(Records about charts and figures)
○ ○ ○ ○ ○
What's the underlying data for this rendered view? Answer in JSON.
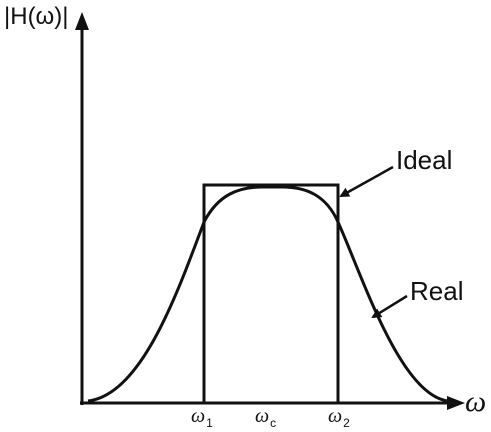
{
  "y_axis_label": "|H(ω)|",
  "x_axis_label": "ω",
  "ticks": {
    "omega_1": {
      "symbol": "ω",
      "subscript": "1"
    },
    "omega_c": {
      "symbol": "ω",
      "subscript": "c"
    },
    "omega_2": {
      "symbol": "ω",
      "subscript": "2"
    }
  },
  "annotations": {
    "ideal": "Ideal",
    "real": "Real"
  },
  "colors": {
    "ink": "#111111",
    "background": "#ffffff"
  }
}
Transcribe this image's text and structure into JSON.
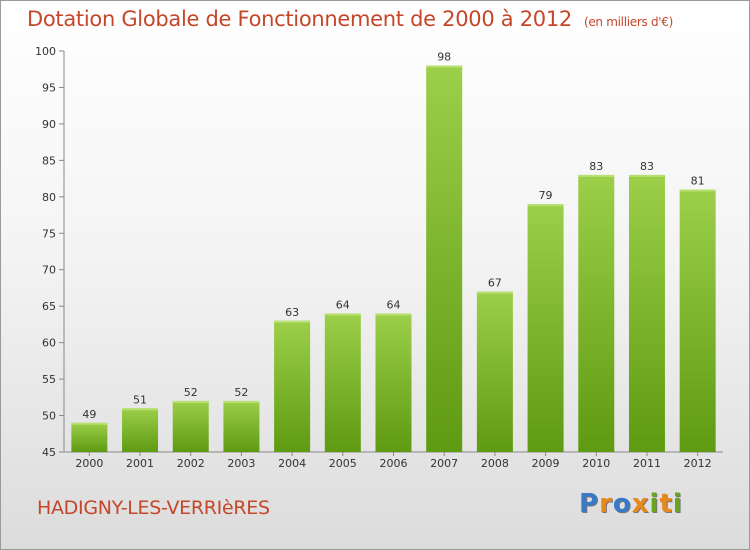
{
  "header": {
    "title": "Dotation Globale de Fonctionnement de 2000 à 2012",
    "unit": "(en milliers d'€)"
  },
  "footer": {
    "commune": "HADIGNY-LES-VERRIèRES",
    "logo_text": "Proxiti",
    "logo_letters": [
      {
        "ch": "P",
        "color": "#3a78c8"
      },
      {
        "ch": "r",
        "color": "#e8891c"
      },
      {
        "ch": "o",
        "color": "#3a78c8"
      },
      {
        "ch": "x",
        "color": "#e8891c"
      },
      {
        "ch": "i",
        "color": "#6aa31c"
      },
      {
        "ch": "t",
        "color": "#e8891c"
      },
      {
        "ch": "i",
        "color": "#6aa31c"
      }
    ]
  },
  "chart_data": {
    "type": "bar",
    "title": "Dotation Globale de Fonctionnement de 2000 à 2012",
    "subtitle": "(en milliers d'€)",
    "categories": [
      "2000",
      "2001",
      "2002",
      "2003",
      "2004",
      "2005",
      "2006",
      "2007",
      "2008",
      "2009",
      "2010",
      "2011",
      "2012"
    ],
    "values": [
      49,
      51,
      52,
      52,
      63,
      64,
      64,
      98,
      67,
      79,
      83,
      83,
      81
    ],
    "ylim": [
      45,
      100
    ],
    "yticks": [
      45,
      50,
      55,
      60,
      65,
      70,
      75,
      80,
      85,
      90,
      95,
      100
    ],
    "grid": false,
    "legend": "none",
    "colors": {
      "bar_light": "#9ccf4a",
      "bar_dark": "#5e9a12",
      "title": "#c5472a",
      "axis": "#888888",
      "text": "#333333"
    }
  }
}
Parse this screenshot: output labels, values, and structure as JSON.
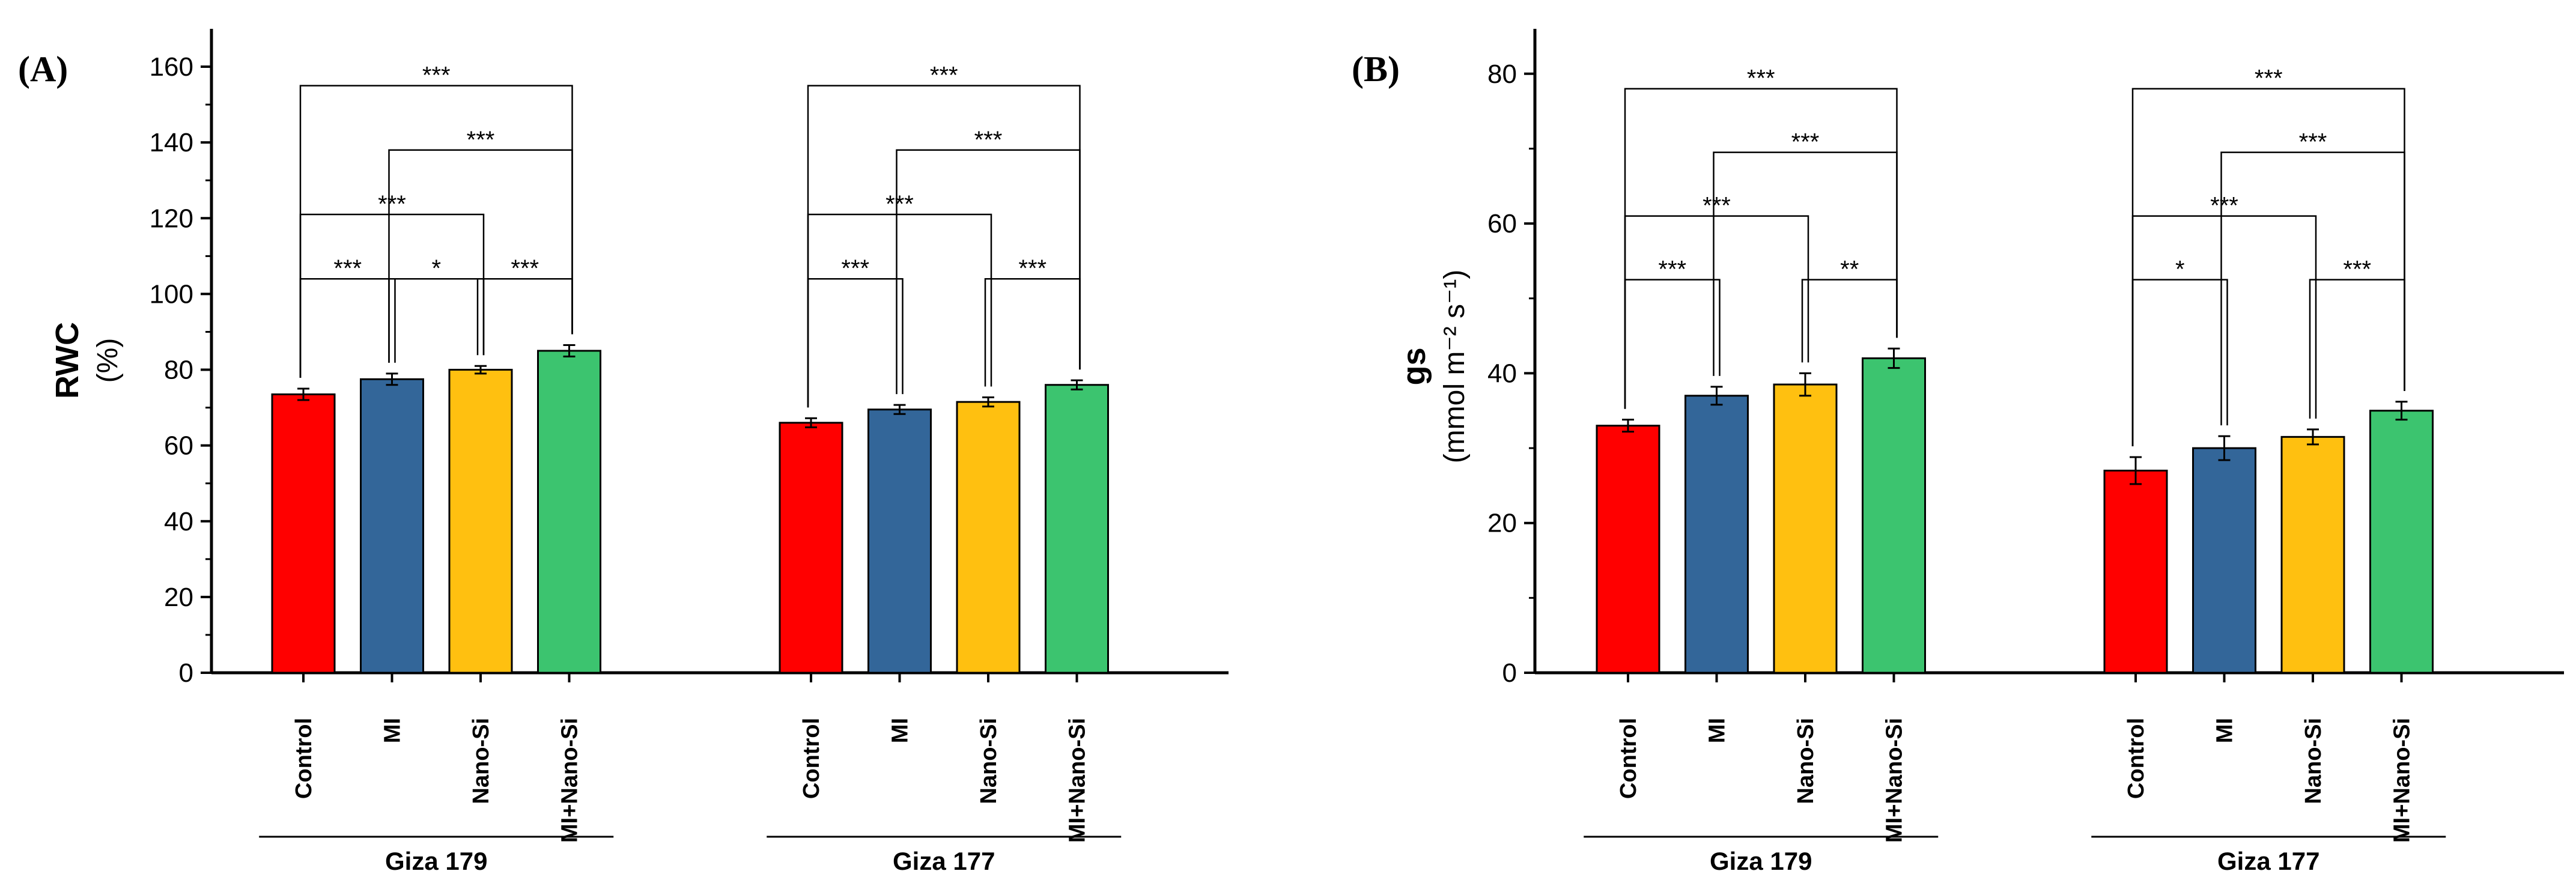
{
  "chart_data": [
    {
      "type": "bar",
      "panel": "(A)",
      "ylabel": "RWC",
      "yunit": "(%)",
      "ylim": [
        0,
        170
      ],
      "yticks": [
        0,
        20,
        40,
        60,
        80,
        100,
        120,
        140,
        160
      ],
      "categories": [
        "Control",
        "MI",
        "Nano-Si",
        "MI+Nano-Si"
      ],
      "colors": [
        "#ff0000",
        "#336699",
        "#ffc010",
        "#3cc46f"
      ],
      "groups": [
        {
          "name": "Giza 179",
          "values": [
            73.5,
            77.5,
            80,
            85
          ],
          "errors": [
            1.5,
            1.5,
            1,
            1.5
          ],
          "brackets": [
            {
              "from": 0,
              "to": 3,
              "y": 155,
              "label": "***"
            },
            {
              "from": 1,
              "to": 3,
              "y": 138,
              "label": "***"
            },
            {
              "from": 0,
              "to": 2,
              "y": 121,
              "label": "***"
            },
            {
              "from": 0,
              "to": 1,
              "y": 104,
              "label": "***"
            },
            {
              "from": 1,
              "to": 2,
              "y": 104,
              "label": "*"
            },
            {
              "from": 2,
              "to": 3,
              "y": 104,
              "label": "***"
            }
          ]
        },
        {
          "name": "Giza 177",
          "values": [
            66,
            69.5,
            71.5,
            76
          ],
          "errors": [
            1.2,
            1.2,
            1.2,
            1.2
          ],
          "brackets": [
            {
              "from": 0,
              "to": 3,
              "y": 155,
              "label": "***"
            },
            {
              "from": 1,
              "to": 3,
              "y": 138,
              "label": "***"
            },
            {
              "from": 0,
              "to": 2,
              "y": 121,
              "label": "***"
            },
            {
              "from": 0,
              "to": 1,
              "y": 104,
              "label": "***"
            },
            {
              "from": 2,
              "to": 3,
              "y": 104,
              "label": "***"
            }
          ]
        }
      ]
    },
    {
      "type": "bar",
      "panel": "(B)",
      "ylabel": "gs",
      "yunit": "(mmol m⁻² s⁻¹)",
      "ylim": [
        0,
        86
      ],
      "yticks": [
        0,
        20,
        40,
        60,
        80
      ],
      "categories": [
        "Control",
        "MI",
        "Nano-Si",
        "MI+Nano-Si"
      ],
      "colors": [
        "#ff0000",
        "#336699",
        "#ffc010",
        "#3cc46f"
      ],
      "groups": [
        {
          "name": "Giza 179",
          "values": [
            33,
            37,
            38.5,
            42
          ],
          "errors": [
            0.8,
            1.2,
            1.5,
            1.3
          ],
          "brackets": [
            {
              "from": 0,
              "to": 3,
              "y": 78,
              "label": "***"
            },
            {
              "from": 1,
              "to": 3,
              "y": 69.5,
              "label": "***"
            },
            {
              "from": 0,
              "to": 2,
              "y": 61,
              "label": "***"
            },
            {
              "from": 0,
              "to": 1,
              "y": 52.5,
              "label": "***"
            },
            {
              "from": 2,
              "to": 3,
              "y": 52.5,
              "label": "**"
            }
          ]
        },
        {
          "name": "Giza 177",
          "values": [
            27,
            30,
            31.5,
            35
          ],
          "errors": [
            1.8,
            1.6,
            1.0,
            1.2
          ],
          "brackets": [
            {
              "from": 0,
              "to": 3,
              "y": 78,
              "label": "***"
            },
            {
              "from": 1,
              "to": 3,
              "y": 69.5,
              "label": "***"
            },
            {
              "from": 0,
              "to": 2,
              "y": 61,
              "label": "***"
            },
            {
              "from": 0,
              "to": 1,
              "y": 52.5,
              "label": "*"
            },
            {
              "from": 2,
              "to": 3,
              "y": 52.5,
              "label": "***"
            }
          ]
        }
      ]
    }
  ]
}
○ ○ ○ ○ ○
* **Job**: Repeat verbatim all the material, but not the pictures.

* **Response to this task**:
What's the underlying data for this rendered view? Answer in JSON.
{
  "y_axis_label": "|H(ω)|",
  "x_axis_label": "ω",
  "ticks": {
    "omega_1": {
      "symbol": "ω",
      "subscript": "1"
    },
    "omega_c": {
      "symbol": "ω",
      "subscript": "c"
    },
    "omega_2": {
      "symbol": "ω",
      "subscript": "2"
    }
  },
  "annotations": {
    "ideal": "Ideal",
    "real": "Real"
  },
  "colors": {
    "ink": "#111111",
    "background": "#ffffff"
  }
}
Transcribe this image's text and structure into JSON.
{
  "header": {
    "title": "Dotation Globale de Fonctionnement de 2000 à 2012",
    "unit": "(en milliers d'€)"
  },
  "footer": {
    "commune": "HADIGNY-LES-VERRIèRES",
    "logo_text": "Proxiti",
    "logo_letters": [
      {
        "ch": "P",
        "color": "#3a78c8"
      },
      {
        "ch": "r",
        "color": "#e8891c"
      },
      {
        "ch": "o",
        "color": "#3a78c8"
      },
      {
        "ch": "x",
        "color": "#e8891c"
      },
      {
        "ch": "i",
        "color": "#6aa31c"
      },
      {
        "ch": "t",
        "color": "#e8891c"
      },
      {
        "ch": "i",
        "color": "#6aa31c"
      }
    ]
  },
  "chart_data": {
    "type": "bar",
    "title": "Dotation Globale de Fonctionnement de 2000 à 2012",
    "subtitle": "(en milliers d'€)",
    "categories": [
      "2000",
      "2001",
      "2002",
      "2003",
      "2004",
      "2005",
      "2006",
      "2007",
      "2008",
      "2009",
      "2010",
      "2011",
      "2012"
    ],
    "values": [
      49,
      51,
      52,
      52,
      63,
      64,
      64,
      98,
      67,
      79,
      83,
      83,
      81
    ],
    "ylim": [
      45,
      100
    ],
    "yticks": [
      45,
      50,
      55,
      60,
      65,
      70,
      75,
      80,
      85,
      90,
      95,
      100
    ],
    "grid": false,
    "legend": "none",
    "colors": {
      "bar_light": "#9ccf4a",
      "bar_dark": "#5e9a12",
      "title": "#c5472a",
      "axis": "#888888",
      "text": "#333333"
    }
  }
}
Parse this screenshot: output labels, values, and structure as JSON.
{
  "chart_data": [
    {
      "type": "bar",
      "panel": "(A)",
      "ylabel": "RWC",
      "yunit": "(%)",
      "ylim": [
        0,
        170
      ],
      "yticks": [
        0,
        20,
        40,
        60,
        80,
        100,
        120,
        140,
        160
      ],
      "categories": [
        "Control",
        "MI",
        "Nano-Si",
        "MI+Nano-Si"
      ],
      "colors": [
        "#ff0000",
        "#336699",
        "#ffc010",
        "#3cc46f"
      ],
      "groups": [
        {
          "name": "Giza 179",
          "values": [
            73.5,
            77.5,
            80,
            85
          ],
          "errors": [
            1.5,
            1.5,
            1,
            1.5
          ],
          "brackets": [
            {
              "from": 0,
              "to": 3,
              "y": 155,
              "label": "***"
            },
            {
              "from": 1,
              "to": 3,
              "y": 138,
              "label": "***"
            },
            {
              "from": 0,
              "to": 2,
              "y": 121,
              "label": "***"
            },
            {
              "from": 0,
              "to": 1,
              "y": 104,
              "label": "***"
            },
            {
              "from": 1,
              "to": 2,
              "y": 104,
              "label": "*"
            },
            {
              "from": 2,
              "to": 3,
              "y": 104,
              "label": "***"
            }
          ]
        },
        {
          "name": "Giza 177",
          "values": [
            66,
            69.5,
            71.5,
            76
          ],
          "errors": [
            1.2,
            1.2,
            1.2,
            1.2
          ],
          "brackets": [
            {
              "from": 0,
              "to": 3,
              "y": 155,
              "label": "***"
            },
            {
              "from": 1,
              "to": 3,
              "y": 138,
              "label": "***"
            },
            {
              "from": 0,
              "to": 2,
              "y": 121,
              "label": "***"
            },
            {
              "from": 0,
              "to": 1,
              "y": 104,
              "label": "***"
            },
            {
              "from": 2,
              "to": 3,
              "y": 104,
              "label": "***"
            }
          ]
        }
      ]
    },
    {
      "type": "bar",
      "panel": "(B)",
      "ylabel": "gs",
      "yunit": "(mmol m⁻² s⁻¹)",
      "ylim": [
        0,
        86
      ],
      "yticks": [
        0,
        20,
        40,
        60,
        80
      ],
      "categories": [
        "Control",
        "MI",
        "Nano-Si",
        "MI+Nano-Si"
      ],
      "colors": [
        "#ff0000",
        "#336699",
        "#ffc010",
        "#3cc46f"
      ],
      "groups": [
        {
          "name": "Giza 179",
          "values": [
            33,
            37,
            38.5,
            42
          ],
          "errors": [
            0.8,
            1.2,
            1.5,
            1.3
          ],
          "brackets": [
            {
              "from": 0,
              "to": 3,
              "y": 78,
              "label": "***"
            },
            {
              "from": 1,
              "to": 3,
              "y": 69.5,
              "label": "***"
            },
            {
              "from": 0,
              "to": 2,
              "y": 61,
              "label": "***"
            },
            {
              "from": 0,
              "to": 1,
              "y": 52.5,
              "label": "***"
            },
            {
              "from": 2,
              "to": 3,
              "y": 52.5,
              "label": "**"
            }
          ]
        },
        {
          "name": "Giza 177",
          "values": [
            27,
            30,
            31.5,
            35
          ],
          "errors": [
            1.8,
            1.6,
            1.0,
            1.2
          ],
          "brackets": [
            {
              "from": 0,
              "to": 3,
              "y": 78,
              "label": "***"
            },
            {
              "from": 1,
              "to": 3,
              "y": 69.5,
              "label": "***"
            },
            {
              "from": 0,
              "to": 2,
              "y": 61,
              "label": "***"
            },
            {
              "from": 0,
              "to": 1,
              "y": 52.5,
              "label": "*"
            },
            {
              "from": 2,
              "to": 3,
              "y": 52.5,
              "label": "***"
            }
          ]
        }
      ]
    }
  ]
}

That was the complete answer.